Omit all pictures and give the records below again exactly as written.
# PROVIDED RECORDS start
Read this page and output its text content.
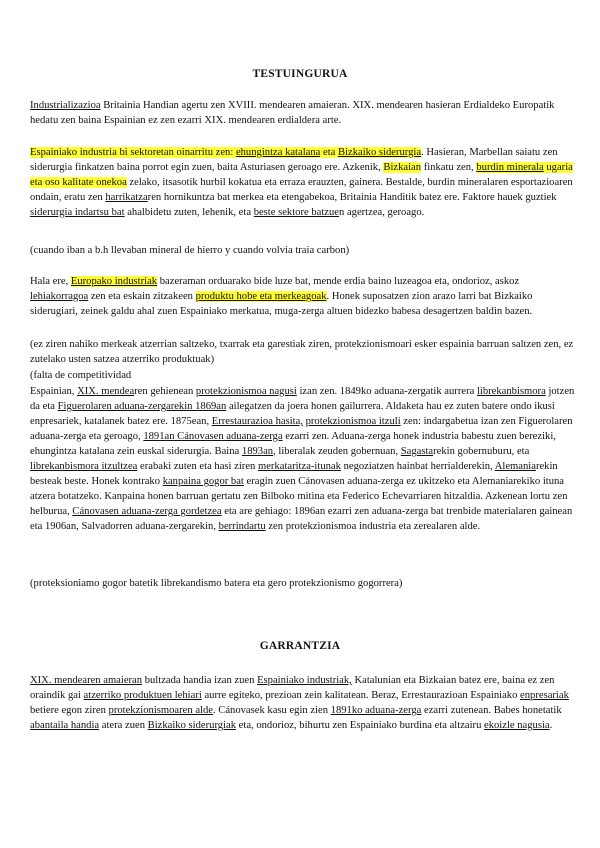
TESTUINGURUA

Industrializazioa Britainia Handian agertu zen XVIII. mendearen amaieran. XIX. mendearen hasieran Erdialdeko Europatik hedatu zen baina Espainian ez zen ezarri XIX. mendearen erdialdera arte.

Espainiako industria bi sektoretan oinarritu zen: ehungintza katalana eta Bizkaiko siderurgia. Hasieran, Marbellan saiatu zen siderurgia finkatzen baina porrot egin zuen, baita Asturiasen geroago ere. Azkenik, Bizkaian finkatu zen, burdin minerala ugaria eta oso kalitate onekoa zelako, itsasotik hurbil kokatua eta erraza erauzten, gainera. Bestalde, burdin mineralaren esportazioaren ondain, eratu zen harrikatzaren hornikuntza bat merkea eta etengabekoa, Britainia Handitik batez ere. Faktore hauek guztiek siderurgia indartsu bat ahalbidetu zuten, lehenik, eta beste sektore batzuen agertzea, geroago.

(cuando iban a b.h llevaban mineral de hierro y cuando volvia traia carbon)

Hala ere, Europako industriak bazeraman orduarako bide luze bat, mende erdia baino luzeagoa eta, ondorioz, askoz lehiakorragoa zen eta eskain zitzakeen produktu hobe eta merkeagoak. Honek suposatzen zion arazo larri bat Bizkaiko siderugiari, zeinek galdu ahal zuen Espainiako merkatua, muga-zerga altuen bidezko babesa desagertzen baldin bazen.

(ez ziren nahiko merkeak atzerrian saltzeko, txarrak eta garestiak ziren, protekzionismoari esker espainia barruan saltzen zen, ez zutelako usten satzea atzerriko produktuak)

(falta de competitividad

Espainian, XIX. mendearen gehienean protekzionismoa nagusi izan zen. 1849ko aduana-zergatik aurrera librekanbismora jotzen da eta Figuerolaren aduana-zergarekin 1869an ailegatzen da joera honen gailurrera. Aldaketa hau ez zuten batere ondo ikusi enpresariek, katalanek batez ere. 1875ean, Errestaurazioa hasita, protekzionismoa itzuli zen: indargabetua izan zen Figuerolaren aduana-zerga eta geroago, 1891an Cánovasen aduana-zerga ezarri zen. Aduana-zerga honek industria babestu zuen bereziki, ehungintza katalana zein euskal siderurgia. Baina 1893an, liberalak zeuden gobernuan, Sagastarekin gobernuburu, eta librekanbismora itzultzea erabaki zuten eta hasi ziren merkataritza-itunak negoziatzen hainbat herrialderekin, Alemaniarekin besteak beste. Honek kontrako kanpaina gogor bat eragin zuen Cánovasen aduana-zerga ez ukitzeko eta Alemaniarekiko ituna atzera botatzeko. Kanpaina honen barruan gertatu zen Bilboko mitina eta Federico Echevarriaren hitzaldia. Azkenean lortu zen helburua, Cánovasen aduana-zerga gordetzea eta are gehiago: 1896an ezarri zen aduana-zerga bat trenbide materialaren gainean eta 1906an, Salvadorren aduana-zergarekin, berrindartu zen protekzionismoa industria eta zerealaren alde.

(proteksioniamo gogor batetik librekandismo batera eta gero protekzionismo gogorrera)

GARRANTZIA

XIX. mendearen amaieran bultzada handia izan zuen Espainiako industriak, Katalunian eta Bizkaian batez ere, baina ez zen oraindik gai atzerriko produktuen lehiari aurre egiteko, prezioan zein kalitatean. Beraz, Errestaurazioan Espainiako enpresariak betiere egon ziren protekzionismoaren alde. Cánovasek kasu egin zien 1891ko aduana-zerga ezarri zutenean. Babes honetatik abantaila handia atera zuen Bizkaiko siderurgiak eta, ondorioz, bihurtu zen Espainiako burdina eta altzairu ekoizle nagusia.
# PROVIDED RECORDS end
- **SOLUTION FOR THIS TASK**
Read this page and output its text content.
TESTUINGURUA

Industrializazioa Britainia Handian agertu zen XVIII. mendearen amaieran. XIX. mendearen hasieran Erdialdeko Europatik hedatu zen baina Espainian ez zen ezarri XIX. mendearen erdialdera arte.

Espainiako industria bi sektoretan oinarritu zen: ehungintza katalana eta Bizkaiko siderurgia. Hasieran, Marbellan saiatu zen siderurgia finkatzen baina porrot egin zuen, baita Asturiasen geroago ere. Azkenik, Bizkaian finkatu zen, burdin minerala ugaria eta oso kalitate onekoa zelako, itsasotik hurbil kokatua eta erraza erauzten, gainera. Bestalde, burdin mineralaren esportazioaren ondain, eratu zen harrikatzaren hornikuntza bat merkea eta etengabekoa, Britainia Handitik batez ere. Faktore hauek guztiek siderurgia indartsu bat ahalbidetu zuten, lehenik, eta beste sektore batzuen agertzea, geroago.

(cuando iban a b.h llevaban mineral de hierro y cuando volvia traia carbon)

Hala ere, Europako industriak bazeraman orduarako bide luze bat, mende erdia baino luzeagoa eta, ondorioz, askoz lehiakorragoa zen eta eskain zitzakeen produktu hobe eta merkeagoak. Honek suposatzen zion arazo larri bat Bizkaiko siderugiari, zeinek galdu ahal zuen Espainiako merkatua, muga-zerga altuen bidezko babesa desagertzen baldin bazen.

(ez ziren nahiko merkeak atzerrian saltzeko, txarrak eta garestiak ziren, protekzionismoari esker espainia barruan saltzen zen, ez zutelako usten satzea atzerriko produktuak)

(falta de competitividad

Espainian, XIX. mendearen gehienean protekzionismoa nagusi izan zen. 1849ko aduana-zergatik aurrera librekanbismora jotzen da eta Figuerolaren aduana-zergarekin 1869an ailegatzen da joera honen gailurrera. Aldaketa hau ez zuten batere ondo ikusi enpresariek, katalanek batez ere. 1875ean, Errestaurazioa hasita, protekzionismoa itzuli zen: indargabetua izan zen Figuerolaren aduana-zerga eta geroago, 1891an Cánovasen aduana-zerga ezarri zen. Aduana-zerga honek industria babestu zuen bereziki, ehungintza katalana zein euskal siderurgia. Baina 1893an, liberalak zeuden gobernuan, Sagastarekin gobernuburu, eta librekanbismora itzultzea erabaki zuten eta hasi ziren merkataritza-itunak negoziatzen hainbat herrialderekin, Alemaniarekin besteak beste. Honek kontrako kanpaina gogor bat eragin zuen Cánovasen aduana-zerga ez ukitzeko eta Alemaniarekiko ituna atzera botatzeko. Kanpaina honen barruan gertatu zen Bilboko mitina eta Federico Echevarriaren hitzaldia. Azkenean lortu zen helburua, Cánovasen aduana-zerga gordetzea eta are gehiago: 1896an ezarri zen aduana-zerga bat trenbide materialaren gainean eta 1906an, Salvadorren aduana-zergarekin, berrindartu zen protekzionismoa industria eta zerealaren alde.

(proteksioniamo gogor batetik librekandismo batera eta gero protekzionismo gogorrera)

GARRANTZIA

XIX. mendearen amaieran bultzada handia izan zuen Espainiako industriak, Katalunian eta Bizkaian batez ere, baina ez zen oraindik gai atzerriko produktuen lehiari aurre egiteko, prezioan zein kalitatean. Beraz, Errestaurazioan Espainiako enpresariak betiere egon ziren protekzionismoaren alde. Cánovasek kasu egin zien 1891ko aduana-zerga ezarri zutenean. Babes honetatik abantaila handia atera zuen Bizkaiko siderurgiak eta, ondorioz, bihurtu zen Espainiako burdina eta altzairu ekoizle nagusia.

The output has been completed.